**THE PROBLEM**
Write out the entire listing below exactly, with the pictures left out.

**DATA SHOWN**
----------

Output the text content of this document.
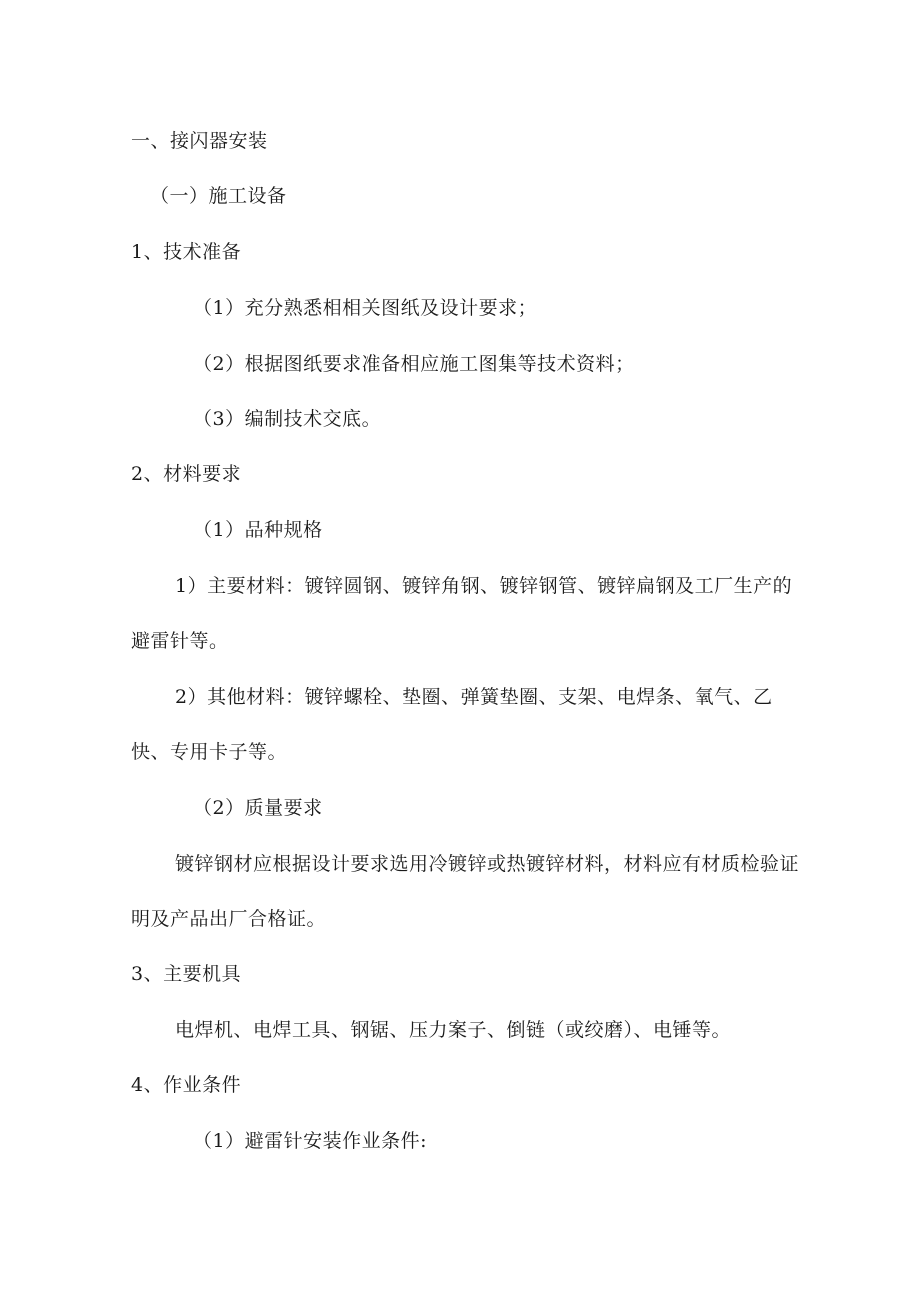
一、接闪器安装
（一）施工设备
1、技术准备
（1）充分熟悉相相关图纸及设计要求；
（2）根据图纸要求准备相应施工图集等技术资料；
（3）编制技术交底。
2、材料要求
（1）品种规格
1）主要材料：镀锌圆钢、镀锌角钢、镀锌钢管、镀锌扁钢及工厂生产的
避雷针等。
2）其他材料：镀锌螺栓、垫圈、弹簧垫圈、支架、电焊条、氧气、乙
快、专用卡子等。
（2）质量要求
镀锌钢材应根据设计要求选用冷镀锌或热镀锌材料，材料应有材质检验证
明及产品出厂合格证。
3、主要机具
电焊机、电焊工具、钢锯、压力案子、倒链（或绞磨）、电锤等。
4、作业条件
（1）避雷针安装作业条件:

----------

**REPLY**
Output the text content of this document.
一、接闪器安装
（一）施工设备
1、技术准备
（1）充分熟悉相相关图纸及设计要求；
（2）根据图纸要求准备相应施工图集等技术资料；
（3）编制技术交底。
2、材料要求
（1）品种规格
1）主要材料：镀锌圆钢、镀锌角钢、镀锌钢管、镀锌扁钢及工厂生产的
避雷针等。
2）其他材料：镀锌螺栓、垫圈、弹簧垫圈、支架、电焊条、氧气、乙
快、专用卡子等。
（2）质量要求
镀锌钢材应根据设计要求选用冷镀锌或热镀锌材料，材料应有材质检验证
明及产品出厂合格证。
3、主要机具
电焊机、电焊工具、钢锯、压力案子、倒链（或绞磨）、电锤等。
4、作业条件
（1）避雷针安装作业条件:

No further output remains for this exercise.